**What is being asked:** All lines below must be repeated exactly, with the pictures omitted.

· · · ·

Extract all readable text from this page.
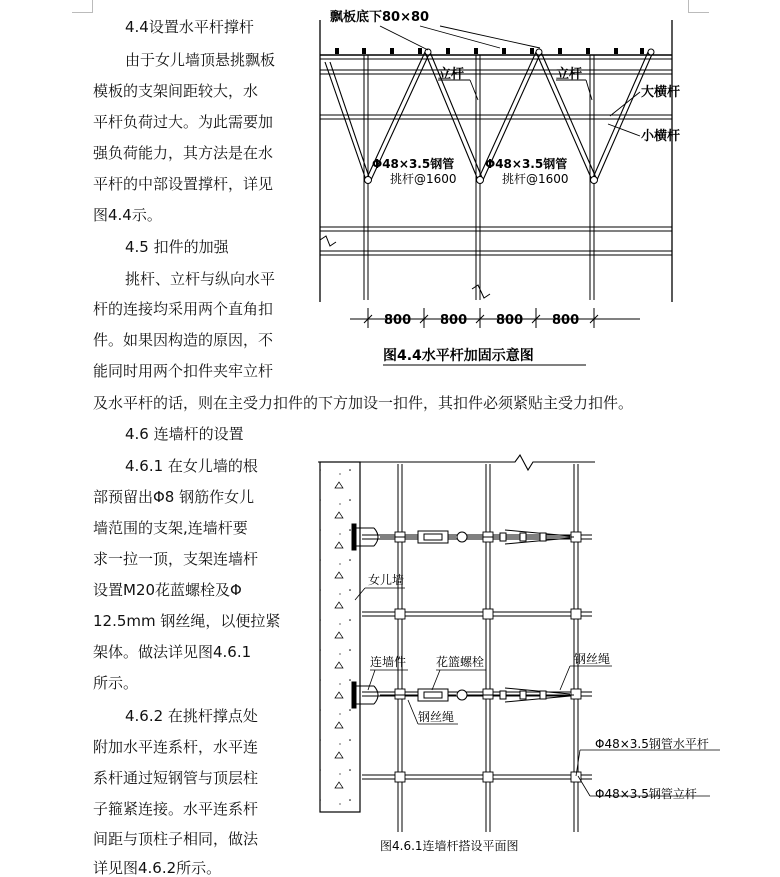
4.4设置水平杆撑杆
由于女儿墙顶悬挑飘板
模板的支架间距较大，水
平杆负荷过大。为此需要加
强负荷能力，其方法是在水
平杆的中部设置撑杆，详见
图4.4示。
4.5 扣件的加强
挑杆、立杆与纵向水平
杆的连接均采用两个直角扣
件。如果因构造的原因，不
能同时用两个扣件夹牢立杆
及水平杆的话，则在主受力扣件的下方加设一扣件，其扣件必须紧贴主受力扣件。
4.6 连墙杆的设置
4.6.1 在女儿墙的根
部预留出Φ8 钢筋作女儿
墙范围的支架,连墙杆要
求一拉一顶，支架连墙杆
设置M20花蓝螺栓及Φ
12.5mm 钢丝绳，以便拉紧
架体。做法详见图4.6.1
所示。
4.6.2 在挑杆撑点处
附加水平连系杆，水平连
系杆通过短钢管与顶层柱
子箍紧连接。水平连系杆
间距与顶柱子相同，做法
详见图4.6.2所示。
飘板底下80×80
立杆	立杆
大横杆
小横杆
Φ48×3.5钢管	Φ48×3.5钢管
挑杆@1600	挑杆@1600
800 800 800 800
图4.4水平杆加固示意图
女儿墙
连墙件 花篮螺栓	钢丝绳
钢丝绳
Φ48×3.5钢管水平杆
Φ48×3.5钢管立杆
图4.6.1连墙杆搭设平面图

· · · ·

**Response:**
Extract all readable text from this page.
4.4设置水平杆撑杆
由于女儿墙顶悬挑飘板
模板的支架间距较大，水
平杆负荷过大。为此需要加
强负荷能力，其方法是在水
平杆的中部设置撑杆，详见
图4.4示。
4.5 扣件的加强
挑杆、立杆与纵向水平
杆的连接均采用两个直角扣
件。如果因构造的原因，不
能同时用两个扣件夹牢立杆
及水平杆的话，则在主受力扣件的下方加设一扣件，其扣件必须紧贴主受力扣件。
4.6 连墙杆的设置
4.6.1 在女儿墙的根
部预留出Φ8 钢筋作女儿
墙范围的支架,连墙杆要
求一拉一顶，支架连墙杆
设置M20花蓝螺栓及Φ
12.5mm 钢丝绳，以便拉紧
架体。做法详见图4.6.1
所示。
4.6.2 在挑杆撑点处
附加水平连系杆，水平连
系杆通过短钢管与顶层柱
子箍紧连接。水平连系杆
间距与顶柱子相同，做法
详见图4.6.2所示。
飘板底下80×80
立杆	立杆
大横杆
小横杆
Φ48×3.5钢管	Φ48×3.5钢管
挑杆@1600	挑杆@1600
800 800 800 800
图4.4水平杆加固示意图
女儿墙
连墙件 花篮螺栓	钢丝绳
钢丝绳
Φ48×3.5钢管水平杆
Φ48×3.5钢管立杆
图4.6.1连墙杆搭设平面图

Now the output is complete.